----- PROVIDED DATA

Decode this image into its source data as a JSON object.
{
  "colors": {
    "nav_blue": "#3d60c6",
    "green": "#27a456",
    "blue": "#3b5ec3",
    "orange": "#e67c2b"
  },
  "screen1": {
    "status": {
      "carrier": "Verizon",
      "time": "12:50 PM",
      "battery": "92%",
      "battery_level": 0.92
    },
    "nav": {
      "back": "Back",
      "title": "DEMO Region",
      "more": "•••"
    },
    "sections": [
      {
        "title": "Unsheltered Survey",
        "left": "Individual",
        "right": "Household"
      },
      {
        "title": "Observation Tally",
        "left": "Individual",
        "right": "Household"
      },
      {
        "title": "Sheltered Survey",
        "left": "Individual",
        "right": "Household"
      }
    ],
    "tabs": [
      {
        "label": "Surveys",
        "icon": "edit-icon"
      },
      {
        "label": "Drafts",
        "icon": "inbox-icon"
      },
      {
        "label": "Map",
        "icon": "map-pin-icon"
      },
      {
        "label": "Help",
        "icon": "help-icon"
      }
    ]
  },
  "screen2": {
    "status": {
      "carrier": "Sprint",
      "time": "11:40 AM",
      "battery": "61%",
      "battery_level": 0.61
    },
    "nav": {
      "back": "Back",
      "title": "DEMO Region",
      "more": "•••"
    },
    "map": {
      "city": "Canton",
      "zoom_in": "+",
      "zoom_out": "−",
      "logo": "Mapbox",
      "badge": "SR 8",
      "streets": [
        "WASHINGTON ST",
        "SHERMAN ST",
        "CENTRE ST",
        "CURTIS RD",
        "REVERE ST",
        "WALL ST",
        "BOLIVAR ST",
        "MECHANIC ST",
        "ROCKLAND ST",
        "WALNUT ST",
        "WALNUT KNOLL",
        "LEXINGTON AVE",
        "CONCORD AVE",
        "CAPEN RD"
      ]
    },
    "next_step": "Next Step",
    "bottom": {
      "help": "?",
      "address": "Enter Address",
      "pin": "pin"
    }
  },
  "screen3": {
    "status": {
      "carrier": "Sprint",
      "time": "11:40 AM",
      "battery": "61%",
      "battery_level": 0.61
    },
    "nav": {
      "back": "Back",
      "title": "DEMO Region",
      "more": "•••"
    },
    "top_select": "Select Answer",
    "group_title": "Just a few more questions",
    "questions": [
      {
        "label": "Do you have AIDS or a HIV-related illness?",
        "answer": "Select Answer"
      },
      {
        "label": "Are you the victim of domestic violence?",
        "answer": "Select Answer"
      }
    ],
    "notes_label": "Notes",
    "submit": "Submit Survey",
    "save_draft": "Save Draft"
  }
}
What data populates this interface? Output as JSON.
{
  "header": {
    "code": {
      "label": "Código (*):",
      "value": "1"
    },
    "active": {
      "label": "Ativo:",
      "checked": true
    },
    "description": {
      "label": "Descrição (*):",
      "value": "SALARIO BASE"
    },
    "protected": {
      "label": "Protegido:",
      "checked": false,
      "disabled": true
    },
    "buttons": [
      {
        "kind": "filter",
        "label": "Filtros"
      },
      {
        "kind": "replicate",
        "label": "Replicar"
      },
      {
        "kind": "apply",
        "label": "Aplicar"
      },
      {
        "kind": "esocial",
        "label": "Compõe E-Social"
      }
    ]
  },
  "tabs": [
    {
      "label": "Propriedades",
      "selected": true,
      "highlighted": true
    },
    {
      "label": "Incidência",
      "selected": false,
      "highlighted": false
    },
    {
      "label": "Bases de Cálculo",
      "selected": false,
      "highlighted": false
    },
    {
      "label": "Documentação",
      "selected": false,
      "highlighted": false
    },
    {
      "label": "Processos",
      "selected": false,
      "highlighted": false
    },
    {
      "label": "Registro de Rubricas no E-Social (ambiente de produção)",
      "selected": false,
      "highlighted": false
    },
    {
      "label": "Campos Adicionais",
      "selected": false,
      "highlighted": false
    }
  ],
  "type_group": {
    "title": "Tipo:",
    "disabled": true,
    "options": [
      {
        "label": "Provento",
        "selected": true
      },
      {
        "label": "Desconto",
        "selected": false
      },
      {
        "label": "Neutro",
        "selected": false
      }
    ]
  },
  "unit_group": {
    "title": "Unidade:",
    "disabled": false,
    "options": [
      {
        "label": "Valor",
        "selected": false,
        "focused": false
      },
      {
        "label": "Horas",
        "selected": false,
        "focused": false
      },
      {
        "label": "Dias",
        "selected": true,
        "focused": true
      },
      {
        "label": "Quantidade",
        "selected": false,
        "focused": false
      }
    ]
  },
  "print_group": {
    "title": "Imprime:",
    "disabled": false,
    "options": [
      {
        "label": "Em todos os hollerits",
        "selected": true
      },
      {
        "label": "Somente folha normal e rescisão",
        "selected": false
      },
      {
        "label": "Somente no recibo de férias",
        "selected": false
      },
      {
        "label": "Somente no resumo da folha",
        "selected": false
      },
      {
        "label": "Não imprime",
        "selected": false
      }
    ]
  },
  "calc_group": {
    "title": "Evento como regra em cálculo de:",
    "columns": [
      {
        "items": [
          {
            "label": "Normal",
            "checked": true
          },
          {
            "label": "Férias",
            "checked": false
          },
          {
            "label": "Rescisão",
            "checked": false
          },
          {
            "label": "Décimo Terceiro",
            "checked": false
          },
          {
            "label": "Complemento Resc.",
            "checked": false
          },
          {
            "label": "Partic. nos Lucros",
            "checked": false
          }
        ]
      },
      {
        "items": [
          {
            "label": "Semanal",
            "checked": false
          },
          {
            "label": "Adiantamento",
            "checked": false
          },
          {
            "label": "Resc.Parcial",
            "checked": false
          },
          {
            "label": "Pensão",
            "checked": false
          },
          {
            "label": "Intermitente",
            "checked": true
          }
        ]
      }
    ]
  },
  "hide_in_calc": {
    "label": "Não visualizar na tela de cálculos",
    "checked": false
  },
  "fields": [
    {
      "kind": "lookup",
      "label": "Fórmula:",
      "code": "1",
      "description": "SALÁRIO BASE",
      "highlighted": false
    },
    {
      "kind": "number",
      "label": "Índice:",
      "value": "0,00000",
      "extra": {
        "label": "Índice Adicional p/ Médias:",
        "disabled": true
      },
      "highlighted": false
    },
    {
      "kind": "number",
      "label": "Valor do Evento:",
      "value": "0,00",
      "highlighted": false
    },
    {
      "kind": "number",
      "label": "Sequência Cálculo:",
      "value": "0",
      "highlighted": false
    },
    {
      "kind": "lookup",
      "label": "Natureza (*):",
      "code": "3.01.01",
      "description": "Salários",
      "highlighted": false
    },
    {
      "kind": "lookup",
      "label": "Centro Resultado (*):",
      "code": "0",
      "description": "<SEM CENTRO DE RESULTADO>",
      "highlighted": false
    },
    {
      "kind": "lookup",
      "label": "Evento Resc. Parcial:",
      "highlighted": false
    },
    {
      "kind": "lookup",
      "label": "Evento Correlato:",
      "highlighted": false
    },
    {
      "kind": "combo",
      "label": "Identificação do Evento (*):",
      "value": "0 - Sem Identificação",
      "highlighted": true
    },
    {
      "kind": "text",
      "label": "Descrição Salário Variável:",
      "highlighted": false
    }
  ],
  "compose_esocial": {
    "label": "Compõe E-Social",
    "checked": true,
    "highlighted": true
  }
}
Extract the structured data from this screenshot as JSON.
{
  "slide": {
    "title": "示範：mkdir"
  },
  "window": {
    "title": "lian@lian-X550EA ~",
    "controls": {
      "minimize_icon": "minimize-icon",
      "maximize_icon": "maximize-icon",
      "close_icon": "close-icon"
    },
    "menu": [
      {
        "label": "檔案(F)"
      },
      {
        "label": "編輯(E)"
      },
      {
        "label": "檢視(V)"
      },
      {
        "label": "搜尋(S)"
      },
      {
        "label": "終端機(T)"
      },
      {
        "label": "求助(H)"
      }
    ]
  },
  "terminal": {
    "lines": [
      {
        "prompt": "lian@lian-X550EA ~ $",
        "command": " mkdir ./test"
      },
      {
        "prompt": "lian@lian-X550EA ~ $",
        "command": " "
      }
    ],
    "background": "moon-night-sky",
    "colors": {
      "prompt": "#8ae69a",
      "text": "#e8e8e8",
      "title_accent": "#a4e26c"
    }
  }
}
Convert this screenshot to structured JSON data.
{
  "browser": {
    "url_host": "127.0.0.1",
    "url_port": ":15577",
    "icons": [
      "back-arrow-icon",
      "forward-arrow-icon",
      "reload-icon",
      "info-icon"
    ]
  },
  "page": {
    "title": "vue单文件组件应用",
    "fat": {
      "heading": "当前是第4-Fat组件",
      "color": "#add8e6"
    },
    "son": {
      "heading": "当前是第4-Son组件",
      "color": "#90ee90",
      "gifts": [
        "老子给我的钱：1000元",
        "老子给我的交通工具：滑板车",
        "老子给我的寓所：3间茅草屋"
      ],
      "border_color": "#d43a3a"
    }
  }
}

----------

EXERCISE >> Count the lines that hold the string "value", and reply with that number alone.

PROBLEM SOLUTION >> 6